▶ **WRITTEN TASK**: Among the following entries, count the lines that contain "JSON" and report only the result.

▶ **RECORDS SUPPLIED**:
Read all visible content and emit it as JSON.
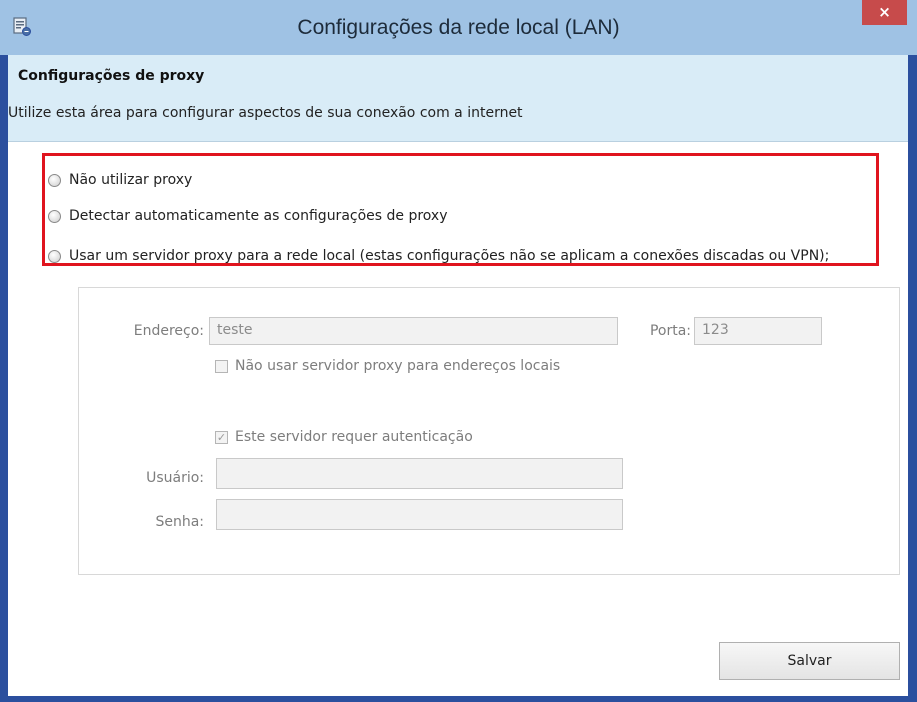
{
  "window": {
    "title": "Configurações da rede local (LAN)",
    "close_glyph": "×",
    "app_icon": "lan-settings-icon",
    "colors": {
      "titlebar": "#9fc2e4",
      "frame": "#2b4f9e",
      "close_button": "#c74b4b",
      "header_band": "#d9ecf7",
      "highlight_border": "#e0141e"
    }
  },
  "header": {
    "title": "Configurações de proxy",
    "subtitle": "Utilize esta área para configurar aspectos de sua conexão com a internet"
  },
  "proxy_options": [
    {
      "label": "Não utilizar proxy",
      "selected": false
    },
    {
      "label": "Detectar automaticamente as configurações de proxy",
      "selected": false
    },
    {
      "label": "Usar um servidor proxy para a rede local (estas configurações não se aplicam a conexões discadas ou VPN);",
      "selected": false
    }
  ],
  "proxy_settings": {
    "address_label": "Endereço:",
    "address_value": "teste",
    "port_label": "Porta:",
    "port_value": "123",
    "bypass_local_label": "Não usar servidor proxy para endereços locais",
    "bypass_local_checked": false,
    "auth_required_label": "Este servidor requer autenticação",
    "auth_required_checked": true,
    "check_glyph": "✓",
    "user_label": "Usuário:",
    "user_value": "",
    "password_label": "Senha:",
    "password_value": "",
    "disabled": true
  },
  "footer": {
    "save_label": "Salvar"
  }
}
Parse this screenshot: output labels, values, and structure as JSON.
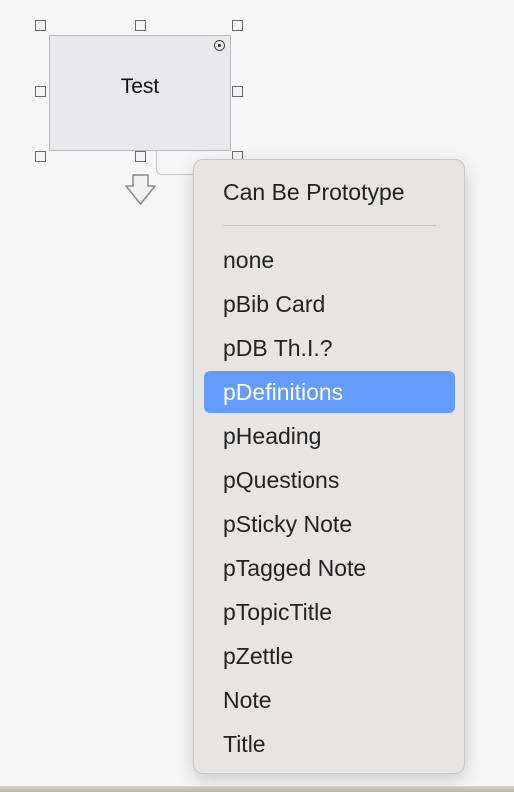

▶ **IN RESPONSE**: 2